• _What you are asked to do_: Below is the data. Give it again, complete and exact.

• _Stored entries_:

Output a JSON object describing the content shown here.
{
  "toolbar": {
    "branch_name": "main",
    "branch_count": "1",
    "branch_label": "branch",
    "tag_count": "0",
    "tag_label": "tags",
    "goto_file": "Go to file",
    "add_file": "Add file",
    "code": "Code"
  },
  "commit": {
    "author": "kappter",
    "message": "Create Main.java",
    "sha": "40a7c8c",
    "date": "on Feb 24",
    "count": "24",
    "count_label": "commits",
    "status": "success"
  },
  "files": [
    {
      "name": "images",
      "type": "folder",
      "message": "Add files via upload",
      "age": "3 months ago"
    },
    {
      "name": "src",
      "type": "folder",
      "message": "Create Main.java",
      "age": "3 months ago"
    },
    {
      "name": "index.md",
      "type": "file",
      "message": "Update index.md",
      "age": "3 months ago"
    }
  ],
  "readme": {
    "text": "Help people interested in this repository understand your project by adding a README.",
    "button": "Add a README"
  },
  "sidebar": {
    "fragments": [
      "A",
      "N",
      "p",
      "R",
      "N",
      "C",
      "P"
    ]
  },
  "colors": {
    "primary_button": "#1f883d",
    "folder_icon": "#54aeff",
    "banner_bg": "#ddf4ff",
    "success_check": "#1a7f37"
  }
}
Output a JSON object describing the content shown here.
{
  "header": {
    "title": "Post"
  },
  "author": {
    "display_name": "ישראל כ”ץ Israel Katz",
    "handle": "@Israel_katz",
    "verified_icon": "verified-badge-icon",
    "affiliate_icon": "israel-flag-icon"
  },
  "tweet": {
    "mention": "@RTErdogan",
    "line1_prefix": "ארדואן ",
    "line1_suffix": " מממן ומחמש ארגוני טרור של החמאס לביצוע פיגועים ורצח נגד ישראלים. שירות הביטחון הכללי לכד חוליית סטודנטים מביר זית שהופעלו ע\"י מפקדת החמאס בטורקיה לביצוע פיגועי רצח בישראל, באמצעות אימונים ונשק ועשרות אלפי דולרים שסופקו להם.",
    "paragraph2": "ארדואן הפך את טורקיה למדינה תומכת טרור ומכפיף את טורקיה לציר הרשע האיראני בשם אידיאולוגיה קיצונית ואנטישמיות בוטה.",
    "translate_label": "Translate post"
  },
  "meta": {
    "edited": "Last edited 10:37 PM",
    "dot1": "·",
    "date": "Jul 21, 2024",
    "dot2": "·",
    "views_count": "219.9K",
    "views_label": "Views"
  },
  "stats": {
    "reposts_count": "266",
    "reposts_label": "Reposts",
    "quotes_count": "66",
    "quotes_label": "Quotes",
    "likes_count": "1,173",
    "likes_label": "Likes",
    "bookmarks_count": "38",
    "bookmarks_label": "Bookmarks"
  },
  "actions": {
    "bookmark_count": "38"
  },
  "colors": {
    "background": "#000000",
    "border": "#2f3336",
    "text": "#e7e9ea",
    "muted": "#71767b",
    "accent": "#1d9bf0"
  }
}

• _Response below_:
Output a JSON object describing the content shown here.
{
  "toolbar": {
    "branch_name": "main",
    "branch_count": "1",
    "branch_label": "branch",
    "tag_count": "0",
    "tag_label": "tags",
    "goto_file": "Go to file",
    "add_file": "Add file",
    "code": "Code"
  },
  "commit": {
    "author": "kappter",
    "message": "Create Main.java",
    "sha": "40a7c8c",
    "date": "on Feb 24",
    "count": "24",
    "count_label": "commits",
    "status": "success"
  },
  "files": [
    {
      "name": "images",
      "type": "folder",
      "message": "Add files via upload",
      "age": "3 months ago"
    },
    {
      "name": "src",
      "type": "folder",
      "message": "Create Main.java",
      "age": "3 months ago"
    },
    {
      "name": "index.md",
      "type": "file",
      "message": "Update index.md",
      "age": "3 months ago"
    }
  ],
  "readme": {
    "text": "Help people interested in this repository understand your project by adding a README.",
    "button": "Add a README"
  },
  "sidebar": {
    "fragments": [
      "A",
      "N",
      "p",
      "R",
      "N",
      "C",
      "P"
    ]
  },
  "colors": {
    "primary_button": "#1f883d",
    "folder_icon": "#54aeff",
    "banner_bg": "#ddf4ff",
    "success_check": "#1a7f37"
  }
}
Output a JSON object describing the content shown here.
{
  "header": {
    "title": "Post"
  },
  "author": {
    "display_name": "ישראל כ”ץ Israel Katz",
    "handle": "@Israel_katz",
    "verified_icon": "verified-badge-icon",
    "affiliate_icon": "israel-flag-icon"
  },
  "tweet": {
    "mention": "@RTErdogan",
    "line1_prefix": "ארדואן ",
    "line1_suffix": " מממן ומחמש ארגוני טרור של החמאס לביצוע פיגועים ורצח נגד ישראלים. שירות הביטחון הכללי לכד חוליית סטודנטים מביר זית שהופעלו ע\"י מפקדת החמאס בטורקיה לביצוע פיגועי רצח בישראל, באמצעות אימונים ונשק ועשרות אלפי דולרים שסופקו להם.",
    "paragraph2": "ארדואן הפך את טורקיה למדינה תומכת טרור ומכפיף את טורקיה לציר הרשע האיראני בשם אידיאולוגיה קיצונית ואנטישמיות בוטה.",
    "translate_label": "Translate post"
  },
  "meta": {
    "edited": "Last edited 10:37 PM",
    "dot1": "·",
    "date": "Jul 21, 2024",
    "dot2": "·",
    "views_count": "219.9K",
    "views_label": "Views"
  },
  "stats": {
    "reposts_count": "266",
    "reposts_label": "Reposts",
    "quotes_count": "66",
    "quotes_label": "Quotes",
    "likes_count": "1,173",
    "likes_label": "Likes",
    "bookmarks_count": "38",
    "bookmarks_label": "Bookmarks"
  },
  "actions": {
    "bookmark_count": "38"
  },
  "colors": {
    "background": "#000000",
    "border": "#2f3336",
    "text": "#e7e9ea",
    "muted": "#71767b",
    "accent": "#1d9bf0"
  }
}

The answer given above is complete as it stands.